=== Data listing ===

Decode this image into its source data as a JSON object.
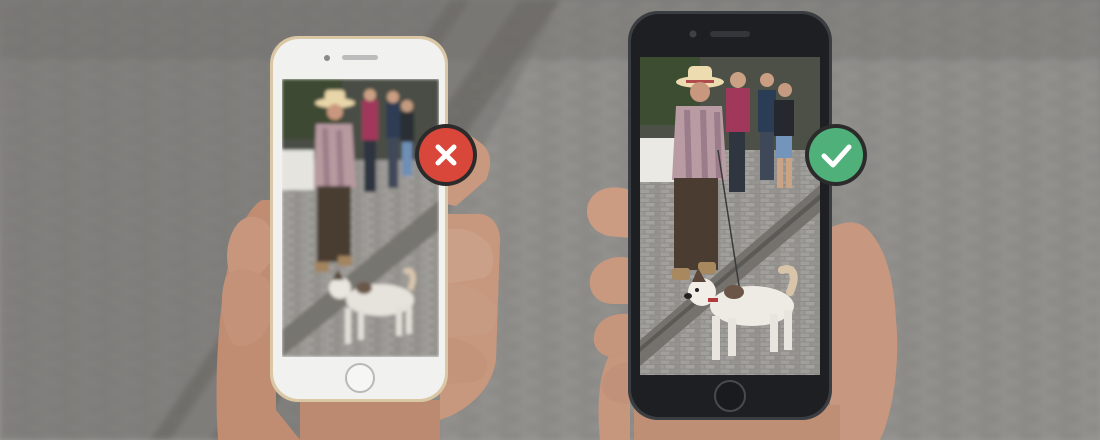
{
  "scene": {
    "description_free": true,
    "colors": {
      "background_street": "#8a8986",
      "pavement_stone": "#9d9b97",
      "curb": "#6f6e6b",
      "skin": "#c99a82",
      "skin_shadow": "#a5735c",
      "phone_left_body": "#f1f1ef",
      "phone_left_rim": "#d9c7a6",
      "phone_right_body": "#1d1f22",
      "phone_right_rim": "#3a3d41",
      "badge_fail": "#d9473b",
      "badge_pass": "#4fb07a",
      "badge_ring": "#2b2b2b"
    }
  },
  "phones": [
    {
      "id": "left-phone",
      "variant": "blurred",
      "badge_icon": "close-icon"
    },
    {
      "id": "right-phone",
      "variant": "sharp",
      "badge_icon": "check-icon"
    }
  ]
}
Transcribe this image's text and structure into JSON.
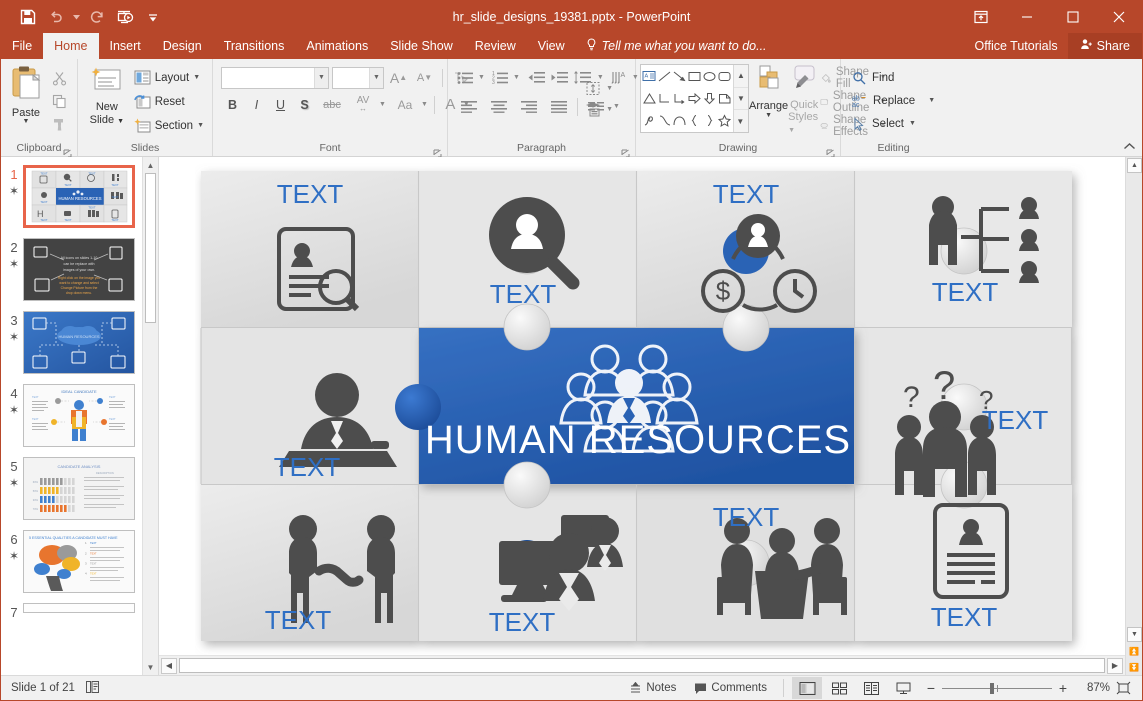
{
  "window": {
    "title": "hr_slide_designs_19381.pptx - PowerPoint",
    "quick_access": [
      {
        "name": "save-icon",
        "label": "Save"
      },
      {
        "name": "undo-icon",
        "label": "Undo"
      },
      {
        "name": "redo-icon",
        "label": "Redo"
      },
      {
        "name": "start-slideshow-icon",
        "label": "Start From Beginning"
      },
      {
        "name": "customize-qat-icon",
        "label": "Customize Quick Access Toolbar"
      }
    ],
    "controls": [
      {
        "name": "ribbon-display-options",
        "glyph": "ribbon"
      },
      {
        "name": "minimize",
        "glyph": "minimize"
      },
      {
        "name": "restore",
        "glyph": "restore"
      },
      {
        "name": "close",
        "glyph": "close"
      }
    ],
    "accent": "#b7472a",
    "tab_active_bg": "#f1f1f1"
  },
  "tabs": [
    {
      "label": "File",
      "active": false
    },
    {
      "label": "Home",
      "active": true
    },
    {
      "label": "Insert",
      "active": false
    },
    {
      "label": "Design",
      "active": false
    },
    {
      "label": "Transitions",
      "active": false
    },
    {
      "label": "Animations",
      "active": false
    },
    {
      "label": "Slide Show",
      "active": false
    },
    {
      "label": "Review",
      "active": false
    },
    {
      "label": "View",
      "active": false
    }
  ],
  "tellme": {
    "placeholder": "Tell me what you want to do..."
  },
  "account": {
    "office_tutorials": "Office Tutorials",
    "share": "Share"
  },
  "ribbon": {
    "groups": [
      {
        "label": "Clipboard"
      },
      {
        "label": "Slides"
      },
      {
        "label": "Font"
      },
      {
        "label": "Paragraph"
      },
      {
        "label": "Drawing"
      },
      {
        "label": "Editing"
      }
    ],
    "clipboard": {
      "paste_label": "Paste",
      "items": [
        {
          "name": "cut-icon",
          "label": "Cut"
        },
        {
          "name": "copy-icon",
          "label": "Copy"
        },
        {
          "name": "format-painter-icon",
          "label": "Format Painter"
        }
      ]
    },
    "slides": {
      "new_slide_line1": "New",
      "new_slide_line2": "Slide",
      "layout_label": "Layout",
      "reset_label": "Reset",
      "section_label": "Section"
    },
    "font": {
      "font_name_value": "",
      "font_size_value": "",
      "increase_size": "A",
      "decrease_size": "A",
      "clear_formatting": "Clear All Formatting",
      "bold": "B",
      "italic": "I",
      "underline": "U",
      "shadow": "S",
      "strikethrough": "abc",
      "char_spacing": "AV",
      "change_case": "Aa",
      "font_color": "A"
    },
    "paragraph": {
      "bullets": "Bullets",
      "numbering": "Numbering",
      "decrease_indent": "Decrease List Level",
      "increase_indent": "Increase List Level",
      "line_spacing": "Line Spacing",
      "text_direction": "Text Direction",
      "align_left": "Align Left",
      "align_center": "Center",
      "align_right": "Align Right",
      "justify": "Justify",
      "columns": "Columns",
      "align_text": "Align Text",
      "convert_smartart": "Convert to SmartArt"
    },
    "drawing": {
      "arrange_label": "Arrange",
      "quick_styles_line1": "Quick",
      "quick_styles_line2": "Styles",
      "shape_fill": "Shape Fill",
      "shape_outline": "Shape Outline",
      "shape_effects": "Shape Effects"
    },
    "editing": {
      "find": "Find",
      "replace": "Replace",
      "select": "Select"
    },
    "collapse_label": "Collapse the Ribbon"
  },
  "thumbnails": [
    {
      "number": "1",
      "selected": true,
      "kind": "puzzle",
      "title": "HUMAN RESOURCES"
    },
    {
      "number": "2",
      "selected": false,
      "kind": "dark-icons",
      "title": "All icons on slides 1-10 can be replace with images of your own. Right click on the image you want to change and select Change Picture from the drop down menu."
    },
    {
      "number": "3",
      "selected": false,
      "kind": "blue-cloud",
      "title": "HUMAN RESOURCES"
    },
    {
      "number": "4",
      "selected": false,
      "kind": "candidate",
      "title": "IDEAL CANDIDATE"
    },
    {
      "number": "5",
      "selected": false,
      "kind": "analysis",
      "title": "CANDIDATE ANALYSIS"
    },
    {
      "number": "6",
      "selected": false,
      "kind": "qualities",
      "title": "5 ESSENTIAL QUALITIES A CANDIDATE MUST HAVE"
    },
    {
      "number": "7",
      "selected": false,
      "kind": "partial",
      "title": ""
    }
  ],
  "slide": {
    "center_title": "HUMAN RESOURCES",
    "center_color": "#2a63b5",
    "label_color": "#2f6fc4",
    "pieces": [
      {
        "row": 0,
        "col": 0,
        "label": "TEXT",
        "label_pos": "top",
        "icon": "resume-search-icon"
      },
      {
        "row": 0,
        "col": 1,
        "label": "TEXT",
        "label_pos": "bottom",
        "icon": "person-magnifier-icon"
      },
      {
        "row": 0,
        "col": 2,
        "label": "TEXT",
        "label_pos": "top",
        "icon": "money-time-person-cycle-icon"
      },
      {
        "row": 0,
        "col": 3,
        "label": "TEXT",
        "label_pos": "bottom",
        "icon": "org-chart-icon"
      },
      {
        "row": 1,
        "col": 0,
        "label": "TEXT",
        "label_pos": "bottom",
        "icon": "person-desk-icon"
      },
      {
        "row": 1,
        "col": 3,
        "label": "TEXT",
        "label_pos": "right",
        "icon": "three-people-questions-icon"
      },
      {
        "row": 2,
        "col": 0,
        "label": "TEXT",
        "label_pos": "bottom",
        "icon": "handshake-icon"
      },
      {
        "row": 2,
        "col": 1,
        "label": "TEXT",
        "label_pos": "bottom",
        "icon": "training-screen-icon"
      },
      {
        "row": 2,
        "col": 2,
        "label": "TEXT",
        "label_pos": "top",
        "icon": "interview-panel-icon"
      },
      {
        "row": 2,
        "col": 3,
        "label": "TEXT",
        "label_pos": "bottom",
        "icon": "cv-document-icon"
      }
    ],
    "center_icon": "team-group-icon"
  },
  "statusbar": {
    "slide_indicator": "Slide 1 of 21",
    "accessibility_icon": "notes-page-icon",
    "notes": "Notes",
    "comments": "Comments",
    "views": [
      {
        "name": "normal-view",
        "active": true
      },
      {
        "name": "slide-sorter-view",
        "active": false
      },
      {
        "name": "reading-view",
        "active": false
      },
      {
        "name": "slideshow-view",
        "active": false
      }
    ],
    "zoom_out": "−",
    "zoom_in": "+",
    "zoom_value": "87%",
    "fit_to_window": "Fit slide to current window"
  }
}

=== Required task ===
Each record above must be returned exactly as written, with its pictures omitted.

=== Right answer ===
Decode this image into its source data as a JSON object.
{
  "scene": {
    "description_free": true,
    "colors": {
      "background_street": "#8a8986",
      "pavement_stone": "#9d9b97",
      "curb": "#6f6e6b",
      "skin": "#c99a82",
      "skin_shadow": "#a5735c",
      "phone_left_body": "#f1f1ef",
      "phone_left_rim": "#d9c7a6",
      "phone_right_body": "#1d1f22",
      "phone_right_rim": "#3a3d41",
      "badge_fail": "#d9473b",
      "badge_pass": "#4fb07a",
      "badge_ring": "#2b2b2b"
    }
  },
  "phones": [
    {
      "id": "left-phone",
      "variant": "blurred",
      "badge_icon": "close-icon"
    },
    {
      "id": "right-phone",
      "variant": "sharp",
      "badge_icon": "check-icon"
    }
  ]
}
Transcribe this image's text and structure into JSON.
{
  "window": {
    "title": "hr_slide_designs_19381.pptx - PowerPoint",
    "quick_access": [
      {
        "name": "save-icon",
        "label": "Save"
      },
      {
        "name": "undo-icon",
        "label": "Undo"
      },
      {
        "name": "redo-icon",
        "label": "Redo"
      },
      {
        "name": "start-slideshow-icon",
        "label": "Start From Beginning"
      },
      {
        "name": "customize-qat-icon",
        "label": "Customize Quick Access Toolbar"
      }
    ],
    "controls": [
      {
        "name": "ribbon-display-options",
        "glyph": "ribbon"
      },
      {
        "name": "minimize",
        "glyph": "minimize"
      },
      {
        "name": "restore",
        "glyph": "restore"
      },
      {
        "name": "close",
        "glyph": "close"
      }
    ],
    "accent": "#b7472a",
    "tab_active_bg": "#f1f1f1"
  },
  "tabs": [
    {
      "label": "File",
      "active": false
    },
    {
      "label": "Home",
      "active": true
    },
    {
      "label": "Insert",
      "active": false
    },
    {
      "label": "Design",
      "active": false
    },
    {
      "label": "Transitions",
      "active": false
    },
    {
      "label": "Animations",
      "active": false
    },
    {
      "label": "Slide Show",
      "active": false
    },
    {
      "label": "Review",
      "active": false
    },
    {
      "label": "View",
      "active": false
    }
  ],
  "tellme": {
    "placeholder": "Tell me what you want to do..."
  },
  "account": {
    "office_tutorials": "Office Tutorials",
    "share": "Share"
  },
  "ribbon": {
    "groups": [
      {
        "label": "Clipboard"
      },
      {
        "label": "Slides"
      },
      {
        "label": "Font"
      },
      {
        "label": "Paragraph"
      },
      {
        "label": "Drawing"
      },
      {
        "label": "Editing"
      }
    ],
    "clipboard": {
      "paste_label": "Paste",
      "items": [
        {
          "name": "cut-icon",
          "label": "Cut"
        },
        {
          "name": "copy-icon",
          "label": "Copy"
        },
        {
          "name": "format-painter-icon",
          "label": "Format Painter"
        }
      ]
    },
    "slides": {
      "new_slide_line1": "New",
      "new_slide_line2": "Slide",
      "layout_label": "Layout",
      "reset_label": "Reset",
      "section_label": "Section"
    },
    "font": {
      "font_name_value": "",
      "font_size_value": "",
      "increase_size": "A",
      "decrease_size": "A",
      "clear_formatting": "Clear All Formatting",
      "bold": "B",
      "italic": "I",
      "underline": "U",
      "shadow": "S",
      "strikethrough": "abc",
      "char_spacing": "AV",
      "change_case": "Aa",
      "font_color": "A"
    },
    "paragraph": {
      "bullets": "Bullets",
      "numbering": "Numbering",
      "decrease_indent": "Decrease List Level",
      "increase_indent": "Increase List Level",
      "line_spacing": "Line Spacing",
      "text_direction": "Text Direction",
      "align_left": "Align Left",
      "align_center": "Center",
      "align_right": "Align Right",
      "justify": "Justify",
      "columns": "Columns",
      "align_text": "Align Text",
      "convert_smartart": "Convert to SmartArt"
    },
    "drawing": {
      "arrange_label": "Arrange",
      "quick_styles_line1": "Quick",
      "quick_styles_line2": "Styles",
      "shape_fill": "Shape Fill",
      "shape_outline": "Shape Outline",
      "shape_effects": "Shape Effects"
    },
    "editing": {
      "find": "Find",
      "replace": "Replace",
      "select": "Select"
    },
    "collapse_label": "Collapse the Ribbon"
  },
  "thumbnails": [
    {
      "number": "1",
      "selected": true,
      "kind": "puzzle",
      "title": "HUMAN RESOURCES"
    },
    {
      "number": "2",
      "selected": false,
      "kind": "dark-icons",
      "title": "All icons on slides 1-10 can be replace with images of your own. Right click on the image you want to change and select Change Picture from the drop down menu."
    },
    {
      "number": "3",
      "selected": false,
      "kind": "blue-cloud",
      "title": "HUMAN RESOURCES"
    },
    {
      "number": "4",
      "selected": false,
      "kind": "candidate",
      "title": "IDEAL CANDIDATE"
    },
    {
      "number": "5",
      "selected": false,
      "kind": "analysis",
      "title": "CANDIDATE ANALYSIS"
    },
    {
      "number": "6",
      "selected": false,
      "kind": "qualities",
      "title": "5 ESSENTIAL QUALITIES A CANDIDATE MUST HAVE"
    },
    {
      "number": "7",
      "selected": false,
      "kind": "partial",
      "title": ""
    }
  ],
  "slide": {
    "center_title": "HUMAN RESOURCES",
    "center_color": "#2a63b5",
    "label_color": "#2f6fc4",
    "pieces": [
      {
        "row": 0,
        "col": 0,
        "label": "TEXT",
        "label_pos": "top",
        "icon": "resume-search-icon"
      },
      {
        "row": 0,
        "col": 1,
        "label": "TEXT",
        "label_pos": "bottom",
        "icon": "person-magnifier-icon"
      },
      {
        "row": 0,
        "col": 2,
        "label": "TEXT",
        "label_pos": "top",
        "icon": "money-time-person-cycle-icon"
      },
      {
        "row": 0,
        "col": 3,
        "label": "TEXT",
        "label_pos": "bottom",
        "icon": "org-chart-icon"
      },
      {
        "row": 1,
        "col": 0,
        "label": "TEXT",
        "label_pos": "bottom",
        "icon": "person-desk-icon"
      },
      {
        "row": 1,
        "col": 3,
        "label": "TEXT",
        "label_pos": "right",
        "icon": "three-people-questions-icon"
      },
      {
        "row": 2,
        "col": 0,
        "label": "TEXT",
        "label_pos": "bottom",
        "icon": "handshake-icon"
      },
      {
        "row": 2,
        "col": 1,
        "label": "TEXT",
        "label_pos": "bottom",
        "icon": "training-screen-icon"
      },
      {
        "row": 2,
        "col": 2,
        "label": "TEXT",
        "label_pos": "top",
        "icon": "interview-panel-icon"
      },
      {
        "row": 2,
        "col": 3,
        "label": "TEXT",
        "label_pos": "bottom",
        "icon": "cv-document-icon"
      }
    ],
    "center_icon": "team-group-icon"
  },
  "statusbar": {
    "slide_indicator": "Slide 1 of 21",
    "accessibility_icon": "notes-page-icon",
    "notes": "Notes",
    "comments": "Comments",
    "views": [
      {
        "name": "normal-view",
        "active": true
      },
      {
        "name": "slide-sorter-view",
        "active": false
      },
      {
        "name": "reading-view",
        "active": false
      },
      {
        "name": "slideshow-view",
        "active": false
      }
    ],
    "zoom_out": "−",
    "zoom_in": "+",
    "zoom_value": "87%",
    "fit_to_window": "Fit slide to current window"
  }
}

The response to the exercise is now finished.